Find every line in the records that holds the string "颜色分类". Copy each one.

[Stored data entries]
* * * *
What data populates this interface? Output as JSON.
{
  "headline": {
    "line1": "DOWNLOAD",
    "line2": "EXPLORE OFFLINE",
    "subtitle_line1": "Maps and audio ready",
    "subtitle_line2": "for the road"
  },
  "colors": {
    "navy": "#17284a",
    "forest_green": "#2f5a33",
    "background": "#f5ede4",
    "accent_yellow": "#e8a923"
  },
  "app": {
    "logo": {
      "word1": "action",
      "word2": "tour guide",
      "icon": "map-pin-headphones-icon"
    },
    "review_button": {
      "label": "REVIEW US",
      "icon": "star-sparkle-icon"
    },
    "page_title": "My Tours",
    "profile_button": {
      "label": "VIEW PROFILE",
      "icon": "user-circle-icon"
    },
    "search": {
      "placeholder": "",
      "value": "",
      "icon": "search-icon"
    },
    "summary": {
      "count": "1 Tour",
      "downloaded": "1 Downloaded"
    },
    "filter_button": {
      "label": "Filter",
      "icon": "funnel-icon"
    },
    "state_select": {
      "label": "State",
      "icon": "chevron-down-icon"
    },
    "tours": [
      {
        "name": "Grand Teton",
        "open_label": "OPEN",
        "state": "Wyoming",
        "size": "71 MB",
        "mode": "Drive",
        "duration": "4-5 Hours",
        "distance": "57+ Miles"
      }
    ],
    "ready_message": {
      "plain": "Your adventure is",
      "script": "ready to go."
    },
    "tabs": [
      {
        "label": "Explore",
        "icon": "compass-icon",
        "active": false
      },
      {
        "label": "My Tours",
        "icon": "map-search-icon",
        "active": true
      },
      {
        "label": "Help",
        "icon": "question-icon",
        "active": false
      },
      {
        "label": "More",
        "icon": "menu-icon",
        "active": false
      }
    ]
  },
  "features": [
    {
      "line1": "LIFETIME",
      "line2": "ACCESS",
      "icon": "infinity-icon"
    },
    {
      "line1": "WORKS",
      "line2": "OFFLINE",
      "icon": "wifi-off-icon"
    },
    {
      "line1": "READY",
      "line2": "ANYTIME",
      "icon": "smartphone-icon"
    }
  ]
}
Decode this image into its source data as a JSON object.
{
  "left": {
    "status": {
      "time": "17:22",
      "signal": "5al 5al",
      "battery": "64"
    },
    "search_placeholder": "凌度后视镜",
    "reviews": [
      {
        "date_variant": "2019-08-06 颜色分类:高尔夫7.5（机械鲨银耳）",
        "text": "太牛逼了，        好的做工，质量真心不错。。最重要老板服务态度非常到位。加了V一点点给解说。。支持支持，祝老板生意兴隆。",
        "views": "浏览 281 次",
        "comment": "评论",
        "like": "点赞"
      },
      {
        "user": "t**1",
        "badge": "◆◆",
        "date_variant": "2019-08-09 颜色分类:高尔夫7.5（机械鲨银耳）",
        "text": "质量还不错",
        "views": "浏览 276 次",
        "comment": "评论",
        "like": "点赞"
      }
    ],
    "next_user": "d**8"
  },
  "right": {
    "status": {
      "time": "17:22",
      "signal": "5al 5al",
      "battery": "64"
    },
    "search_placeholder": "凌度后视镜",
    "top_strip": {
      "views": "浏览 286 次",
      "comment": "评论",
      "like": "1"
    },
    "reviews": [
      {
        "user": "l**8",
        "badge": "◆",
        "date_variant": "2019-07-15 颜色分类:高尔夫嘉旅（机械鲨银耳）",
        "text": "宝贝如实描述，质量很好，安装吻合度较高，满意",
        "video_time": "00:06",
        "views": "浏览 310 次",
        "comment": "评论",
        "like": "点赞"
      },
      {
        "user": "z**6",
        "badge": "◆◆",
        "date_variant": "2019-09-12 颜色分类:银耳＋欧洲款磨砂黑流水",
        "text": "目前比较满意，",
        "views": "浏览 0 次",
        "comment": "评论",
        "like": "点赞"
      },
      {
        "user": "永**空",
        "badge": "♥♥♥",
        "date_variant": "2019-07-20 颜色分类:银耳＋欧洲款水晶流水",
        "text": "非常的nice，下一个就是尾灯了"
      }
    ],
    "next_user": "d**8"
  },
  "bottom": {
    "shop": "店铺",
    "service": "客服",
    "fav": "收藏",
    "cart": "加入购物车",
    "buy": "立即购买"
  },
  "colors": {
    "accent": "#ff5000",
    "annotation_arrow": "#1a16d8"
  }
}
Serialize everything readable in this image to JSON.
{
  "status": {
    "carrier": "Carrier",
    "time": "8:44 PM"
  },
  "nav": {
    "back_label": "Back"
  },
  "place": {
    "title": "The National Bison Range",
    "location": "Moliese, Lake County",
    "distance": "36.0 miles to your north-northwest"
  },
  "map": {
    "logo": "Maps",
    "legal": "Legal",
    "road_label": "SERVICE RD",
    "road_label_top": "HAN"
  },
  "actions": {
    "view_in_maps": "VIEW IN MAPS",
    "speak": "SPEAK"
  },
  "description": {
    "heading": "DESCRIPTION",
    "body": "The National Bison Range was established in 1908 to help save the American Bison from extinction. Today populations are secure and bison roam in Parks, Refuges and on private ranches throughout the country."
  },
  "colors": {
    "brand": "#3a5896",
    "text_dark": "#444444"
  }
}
* * * *
§ Final result
        "date_variant": "2019-08-06 颜色分类:高尔夫7.5（机械鲨银耳）",
        "date_variant": "2019-08-09 颜色分类:高尔夫7.5（机械鲨银耳）",
        "date_variant": "2019-07-15 颜色分类:高尔夫嘉旅（机械鲨银耳）",
        "date_variant": "2019-09-12 颜色分类:银耳＋欧洲款磨砂黑流水",
        "date_variant": "2019-07-20 颜色分类:银耳＋欧洲款水晶流水",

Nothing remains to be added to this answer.